Also on top of that, the woman you discuss in the OP was more having a personality clash with her ex partner than anything else. Many sexual people wouldn't try to pick their sexual interactions apart like that and insist their female partner have a sexual reaction to their appearance, that's actually pretty extreme. It's very, very common for women not to have a sexual reaction to the appearance of their partner, but to still desire partnered sexual intimacy with that partner. Most people would leave it at that and be happy they're getting sex instead of coming down on the specific type of desire their partner is experiencing and what's causing that. He was looking specifically for a woman who would have a physical sexual reaction to his appearance, she (and many, many other women) are just not like that. She needs to find a sexual partner that doesn't care that she doesn't get horny when she looks at him (there are plenty of men like that out there). I'm pretty sure if she got an asexual partner (someone who has no desire for partnered sexual intimacy, ever) she wouldn't be happy at all if she does actually desire partnered sex.

Layout coordinate data:
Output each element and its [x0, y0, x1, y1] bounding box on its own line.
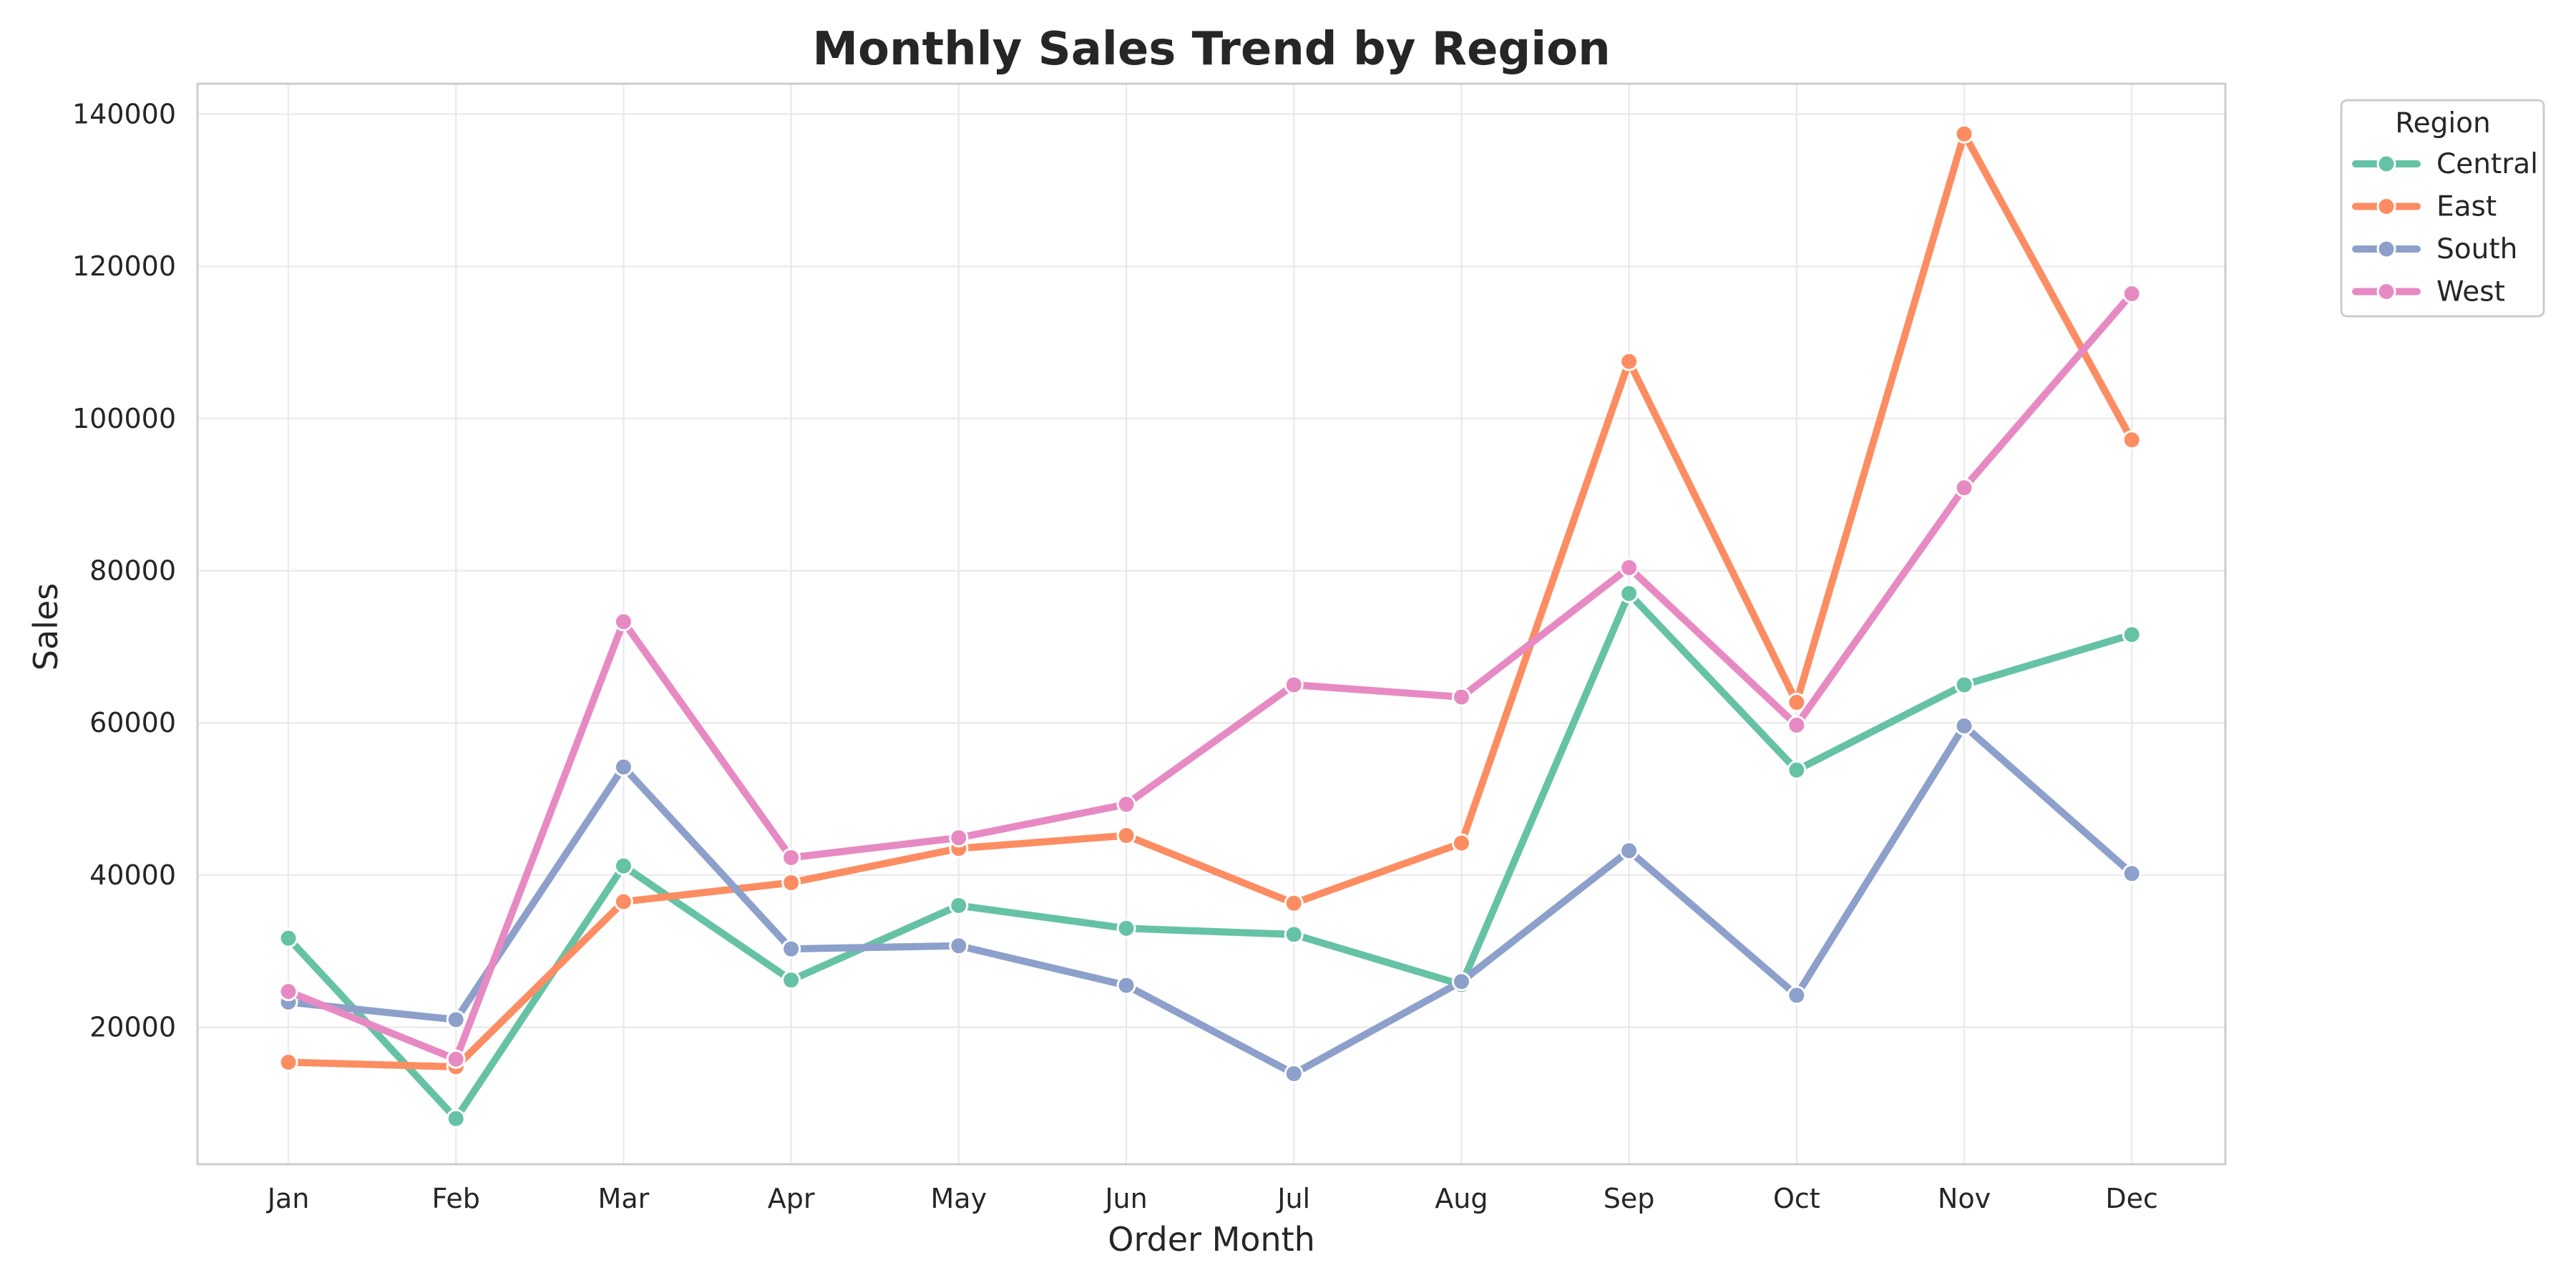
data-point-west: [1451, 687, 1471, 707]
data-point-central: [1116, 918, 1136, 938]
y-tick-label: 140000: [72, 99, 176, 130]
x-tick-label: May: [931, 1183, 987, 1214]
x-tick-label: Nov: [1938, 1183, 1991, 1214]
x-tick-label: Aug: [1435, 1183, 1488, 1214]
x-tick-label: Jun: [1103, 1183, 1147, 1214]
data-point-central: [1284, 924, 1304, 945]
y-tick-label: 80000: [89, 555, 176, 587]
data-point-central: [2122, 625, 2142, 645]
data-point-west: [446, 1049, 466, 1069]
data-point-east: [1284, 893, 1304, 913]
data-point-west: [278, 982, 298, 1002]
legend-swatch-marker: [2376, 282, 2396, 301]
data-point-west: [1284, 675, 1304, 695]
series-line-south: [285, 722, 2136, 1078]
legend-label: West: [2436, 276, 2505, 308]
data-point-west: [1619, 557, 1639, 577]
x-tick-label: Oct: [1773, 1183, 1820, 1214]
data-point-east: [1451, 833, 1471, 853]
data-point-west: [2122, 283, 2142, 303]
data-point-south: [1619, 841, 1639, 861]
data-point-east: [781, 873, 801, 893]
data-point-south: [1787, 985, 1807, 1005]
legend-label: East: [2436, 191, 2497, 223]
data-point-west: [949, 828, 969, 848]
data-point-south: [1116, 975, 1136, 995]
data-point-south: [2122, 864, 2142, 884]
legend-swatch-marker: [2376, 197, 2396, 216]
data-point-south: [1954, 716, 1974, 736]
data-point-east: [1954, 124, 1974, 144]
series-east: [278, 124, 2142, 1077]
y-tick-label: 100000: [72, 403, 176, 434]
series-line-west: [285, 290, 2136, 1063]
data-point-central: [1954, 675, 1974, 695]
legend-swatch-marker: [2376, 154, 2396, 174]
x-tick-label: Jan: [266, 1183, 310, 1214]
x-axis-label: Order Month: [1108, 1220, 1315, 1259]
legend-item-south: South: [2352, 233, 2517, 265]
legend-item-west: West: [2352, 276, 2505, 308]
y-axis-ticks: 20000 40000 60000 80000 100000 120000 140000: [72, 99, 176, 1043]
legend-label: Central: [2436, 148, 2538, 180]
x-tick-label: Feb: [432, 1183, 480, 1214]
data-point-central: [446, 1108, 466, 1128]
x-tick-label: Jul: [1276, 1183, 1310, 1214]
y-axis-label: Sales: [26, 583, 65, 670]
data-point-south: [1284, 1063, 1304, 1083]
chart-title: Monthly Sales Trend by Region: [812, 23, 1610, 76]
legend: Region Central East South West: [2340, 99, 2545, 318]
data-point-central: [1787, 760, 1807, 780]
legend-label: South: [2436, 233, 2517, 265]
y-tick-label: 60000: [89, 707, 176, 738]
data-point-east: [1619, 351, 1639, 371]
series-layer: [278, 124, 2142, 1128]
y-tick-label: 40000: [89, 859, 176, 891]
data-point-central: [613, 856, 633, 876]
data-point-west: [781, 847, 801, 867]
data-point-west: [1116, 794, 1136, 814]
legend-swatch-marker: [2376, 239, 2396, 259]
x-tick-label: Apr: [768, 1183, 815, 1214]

=== TASK SET ===
**a)** Do these statements agree with the forum post about sexual desire? Answer yes or no for each, and quote the words of the post that decide it.
(i) Many women do not have a sexual reaction to their partner's appearance.
(ii) The ex partner wanted a woman who would be drawn to his personality.
(iii) The post advises her to find an asexual partner.
**b)** Please go on with the forum post about sexual desire, starting after its last sentence.
The listing isn't needed for anything here.

=== EXPECTED RESPONSES ===
**a)**
(i) Yes: "It's very, very common for women not to have a sexual reaction to the appearance of their partner"
(ii) No: "He was looking specifically for a woman who would have a physical sexual reaction to his appearance"
(iii) No: "if she got an asexual partner (someone who has no desire for partnered sexual intimacy, ever) she wouldn't be happy at all"

**b)**
I think what's she's describing in the the story, though, isn't just that she isn't turned on by the sight of her partner (spontaneous desire), it's that even after initiating sexual intimacy she doesn't become turned on (responsive desire). In fact, she becomes turned off. There is a tendency in the asexual community to equate sexual attraction with one form of sexual desire (spontaneous desire – and thus with teenage boys and hypersexual males), which as the author explains in another post detailing her choice of terminology, is inaccurate:

https://asexualagenda.wordpress.com/2014/07/25/reflections-on-the-use-and-boundaries-of-sex-favourable-asexual-as-a-term/

You make an interesting point that there may be people who consider themselves sexual, and who experience their sexuality entirely or almost entirely as a desire for partnered sex that arises from causes other that sexual attraction. I'm fine with that. Aspects of people's personalities and their social environment will influence how they experience and perceive themselves. I don't anticipate that everyone who does not experience sexual attraction but who does experience sexual desire will want to call themselves asexual. Their overall experience will be the result of a combination of many factors, and it's up to them to decide what's appropriate.

Regarding the English/German language difference, it's kind of hard for me to say because I don't know German, but the English usage tracks how sexual orientations are usually defined in the academic literature.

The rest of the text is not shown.